Exercise instructions: Print all the data, keeping every line exactly as it is.

Data excerpts:
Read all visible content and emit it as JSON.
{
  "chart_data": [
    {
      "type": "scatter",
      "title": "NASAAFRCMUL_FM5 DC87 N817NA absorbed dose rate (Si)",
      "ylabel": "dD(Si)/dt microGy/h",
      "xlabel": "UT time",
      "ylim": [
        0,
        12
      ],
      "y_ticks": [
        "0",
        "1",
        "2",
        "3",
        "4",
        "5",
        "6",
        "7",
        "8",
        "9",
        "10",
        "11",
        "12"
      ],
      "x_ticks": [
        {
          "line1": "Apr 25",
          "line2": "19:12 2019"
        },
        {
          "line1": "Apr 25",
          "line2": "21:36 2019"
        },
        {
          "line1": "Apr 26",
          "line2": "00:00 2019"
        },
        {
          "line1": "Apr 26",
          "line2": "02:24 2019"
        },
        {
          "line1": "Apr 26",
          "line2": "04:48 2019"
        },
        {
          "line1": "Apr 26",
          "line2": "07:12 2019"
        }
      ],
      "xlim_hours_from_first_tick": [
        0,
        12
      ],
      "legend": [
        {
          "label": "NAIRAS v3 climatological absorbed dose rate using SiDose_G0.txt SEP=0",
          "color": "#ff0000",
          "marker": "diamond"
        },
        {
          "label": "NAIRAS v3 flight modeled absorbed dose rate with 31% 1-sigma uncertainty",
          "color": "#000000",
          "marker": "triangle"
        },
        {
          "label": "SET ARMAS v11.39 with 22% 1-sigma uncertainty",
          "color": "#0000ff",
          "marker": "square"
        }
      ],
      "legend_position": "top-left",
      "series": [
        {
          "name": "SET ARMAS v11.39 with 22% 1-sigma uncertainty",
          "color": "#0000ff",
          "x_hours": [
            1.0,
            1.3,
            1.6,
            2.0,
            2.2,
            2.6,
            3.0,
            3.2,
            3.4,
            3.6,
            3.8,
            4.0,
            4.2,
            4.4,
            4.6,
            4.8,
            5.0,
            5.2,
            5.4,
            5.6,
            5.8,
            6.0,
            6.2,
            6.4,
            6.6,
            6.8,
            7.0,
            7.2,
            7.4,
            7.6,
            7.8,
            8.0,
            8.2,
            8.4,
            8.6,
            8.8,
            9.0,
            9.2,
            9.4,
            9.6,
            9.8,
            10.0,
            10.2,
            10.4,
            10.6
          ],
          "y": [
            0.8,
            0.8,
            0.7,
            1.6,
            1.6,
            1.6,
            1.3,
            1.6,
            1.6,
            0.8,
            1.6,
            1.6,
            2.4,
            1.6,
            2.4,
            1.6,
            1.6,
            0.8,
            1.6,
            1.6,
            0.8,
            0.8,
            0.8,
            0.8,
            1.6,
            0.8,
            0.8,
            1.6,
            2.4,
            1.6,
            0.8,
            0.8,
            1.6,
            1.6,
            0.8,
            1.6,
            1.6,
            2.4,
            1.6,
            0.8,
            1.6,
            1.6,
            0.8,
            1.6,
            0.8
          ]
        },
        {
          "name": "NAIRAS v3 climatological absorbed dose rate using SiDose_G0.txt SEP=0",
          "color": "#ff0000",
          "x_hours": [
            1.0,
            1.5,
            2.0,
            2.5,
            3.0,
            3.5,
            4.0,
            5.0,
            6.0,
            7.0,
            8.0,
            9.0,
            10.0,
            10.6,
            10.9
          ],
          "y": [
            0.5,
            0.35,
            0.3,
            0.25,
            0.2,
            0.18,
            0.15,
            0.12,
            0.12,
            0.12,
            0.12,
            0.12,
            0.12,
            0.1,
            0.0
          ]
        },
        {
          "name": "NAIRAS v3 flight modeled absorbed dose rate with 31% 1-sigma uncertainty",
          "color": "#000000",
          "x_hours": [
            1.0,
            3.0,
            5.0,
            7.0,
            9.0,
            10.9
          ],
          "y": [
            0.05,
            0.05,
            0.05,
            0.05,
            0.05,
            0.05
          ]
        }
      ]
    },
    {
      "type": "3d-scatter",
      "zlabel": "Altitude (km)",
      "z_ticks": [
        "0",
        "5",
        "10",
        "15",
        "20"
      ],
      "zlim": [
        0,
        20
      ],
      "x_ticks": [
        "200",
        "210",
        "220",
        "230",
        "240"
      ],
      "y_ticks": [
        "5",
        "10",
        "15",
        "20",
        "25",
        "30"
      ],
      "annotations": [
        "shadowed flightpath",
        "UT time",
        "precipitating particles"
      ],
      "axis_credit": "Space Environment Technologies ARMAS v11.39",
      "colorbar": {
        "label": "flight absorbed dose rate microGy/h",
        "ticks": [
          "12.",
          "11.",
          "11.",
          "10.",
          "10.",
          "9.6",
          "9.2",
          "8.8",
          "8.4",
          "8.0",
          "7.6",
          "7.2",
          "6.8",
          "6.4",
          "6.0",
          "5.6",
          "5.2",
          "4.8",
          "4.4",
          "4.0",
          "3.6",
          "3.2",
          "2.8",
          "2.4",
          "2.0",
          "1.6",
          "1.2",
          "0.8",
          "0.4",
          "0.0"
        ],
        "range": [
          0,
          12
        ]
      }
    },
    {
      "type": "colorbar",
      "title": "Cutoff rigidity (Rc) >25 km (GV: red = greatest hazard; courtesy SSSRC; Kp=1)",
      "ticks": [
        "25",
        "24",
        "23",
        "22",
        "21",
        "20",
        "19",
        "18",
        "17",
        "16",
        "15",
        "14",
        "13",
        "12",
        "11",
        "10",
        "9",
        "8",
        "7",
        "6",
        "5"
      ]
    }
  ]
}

Reply to the exercise:
Read all visible content and emit it as JSON.
{
  "chart_data": [
    {
      "type": "scatter",
      "title": "NASAAFRCMUL_FM5 DC87 N817NA absorbed dose rate (Si)",
      "ylabel": "dD(Si)/dt microGy/h",
      "xlabel": "UT time",
      "ylim": [
        0,
        12
      ],
      "y_ticks": [
        "0",
        "1",
        "2",
        "3",
        "4",
        "5",
        "6",
        "7",
        "8",
        "9",
        "10",
        "11",
        "12"
      ],
      "x_ticks": [
        {
          "line1": "Apr 25",
          "line2": "19:12 2019"
        },
        {
          "line1": "Apr 25",
          "line2": "21:36 2019"
        },
        {
          "line1": "Apr 26",
          "line2": "00:00 2019"
        },
        {
          "line1": "Apr 26",
          "line2": "02:24 2019"
        },
        {
          "line1": "Apr 26",
          "line2": "04:48 2019"
        },
        {
          "line1": "Apr 26",
          "line2": "07:12 2019"
        }
      ],
      "xlim_hours_from_first_tick": [
        0,
        12
      ],
      "legend": [
        {
          "label": "NAIRAS v3 climatological absorbed dose rate using SiDose_G0.txt SEP=0",
          "color": "#ff0000",
          "marker": "diamond"
        },
        {
          "label": "NAIRAS v3 flight modeled absorbed dose rate with 31% 1-sigma uncertainty",
          "color": "#000000",
          "marker": "triangle"
        },
        {
          "label": "SET ARMAS v11.39 with 22% 1-sigma uncertainty",
          "color": "#0000ff",
          "marker": "square"
        }
      ],
      "legend_position": "top-left",
      "series": [
        {
          "name": "SET ARMAS v11.39 with 22% 1-sigma uncertainty",
          "color": "#0000ff",
          "x_hours": [
            1.0,
            1.3,
            1.6,
            2.0,
            2.2,
            2.6,
            3.0,
            3.2,
            3.4,
            3.6,
            3.8,
            4.0,
            4.2,
            4.4,
            4.6,
            4.8,
            5.0,
            5.2,
            5.4,
            5.6,
            5.8,
            6.0,
            6.2,
            6.4,
            6.6,
            6.8,
            7.0,
            7.2,
            7.4,
            7.6,
            7.8,
            8.0,
            8.2,
            8.4,
            8.6,
            8.8,
            9.0,
            9.2,
            9.4,
            9.6,
            9.8,
            10.0,
            10.2,
            10.4,
            10.6
          ],
          "y": [
            0.8,
            0.8,
            0.7,
            1.6,
            1.6,
            1.6,
            1.3,
            1.6,
            1.6,
            0.8,
            1.6,
            1.6,
            2.4,
            1.6,
            2.4,
            1.6,
            1.6,
            0.8,
            1.6,
            1.6,
            0.8,
            0.8,
            0.8,
            0.8,
            1.6,
            0.8,
            0.8,
            1.6,
            2.4,
            1.6,
            0.8,
            0.8,
            1.6,
            1.6,
            0.8,
            1.6,
            1.6,
            2.4,
            1.6,
            0.8,
            1.6,
            1.6,
            0.8,
            1.6,
            0.8
          ]
        },
        {
          "name": "NAIRAS v3 climatological absorbed dose rate using SiDose_G0.txt SEP=0",
          "color": "#ff0000",
          "x_hours": [
            1.0,
            1.5,
            2.0,
            2.5,
            3.0,
            3.5,
            4.0,
            5.0,
            6.0,
            7.0,
            8.0,
            9.0,
            10.0,
            10.6,
            10.9
          ],
          "y": [
            0.5,
            0.35,
            0.3,
            0.25,
            0.2,
            0.18,
            0.15,
            0.12,
            0.12,
            0.12,
            0.12,
            0.12,
            0.12,
            0.1,
            0.0
          ]
        },
        {
          "name": "NAIRAS v3 flight modeled absorbed dose rate with 31% 1-sigma uncertainty",
          "color": "#000000",
          "x_hours": [
            1.0,
            3.0,
            5.0,
            7.0,
            9.0,
            10.9
          ],
          "y": [
            0.05,
            0.05,
            0.05,
            0.05,
            0.05,
            0.05
          ]
        }
      ]
    },
    {
      "type": "3d-scatter",
      "zlabel": "Altitude (km)",
      "z_ticks": [
        "0",
        "5",
        "10",
        "15",
        "20"
      ],
      "zlim": [
        0,
        20
      ],
      "x_ticks": [
        "200",
        "210",
        "220",
        "230",
        "240"
      ],
      "y_ticks": [
        "5",
        "10",
        "15",
        "20",
        "25",
        "30"
      ],
      "annotations": [
        "shadowed flightpath",
        "UT time",
        "precipitating particles"
      ],
      "axis_credit": "Space Environment Technologies ARMAS v11.39",
      "colorbar": {
        "label": "flight absorbed dose rate microGy/h",
        "ticks": [
          "12.",
          "11.",
          "11.",
          "10.",
          "10.",
          "9.6",
          "9.2",
          "8.8",
          "8.4",
          "8.0",
          "7.6",
          "7.2",
          "6.8",
          "6.4",
          "6.0",
          "5.6",
          "5.2",
          "4.8",
          "4.4",
          "4.0",
          "3.6",
          "3.2",
          "2.8",
          "2.4",
          "2.0",
          "1.6",
          "1.2",
          "0.8",
          "0.4",
          "0.0"
        ],
        "range": [
          0,
          12
        ]
      }
    },
    {
      "type": "colorbar",
      "title": "Cutoff rigidity (Rc) >25 km (GV: red = greatest hazard; courtesy SSSRC; Kp=1)",
      "ticks": [
        "25",
        "24",
        "23",
        "22",
        "21",
        "20",
        "19",
        "18",
        "17",
        "16",
        "15",
        "14",
        "13",
        "12",
        "11",
        "10",
        "9",
        "8",
        "7",
        "6",
        "5"
      ]
    }
  ]
}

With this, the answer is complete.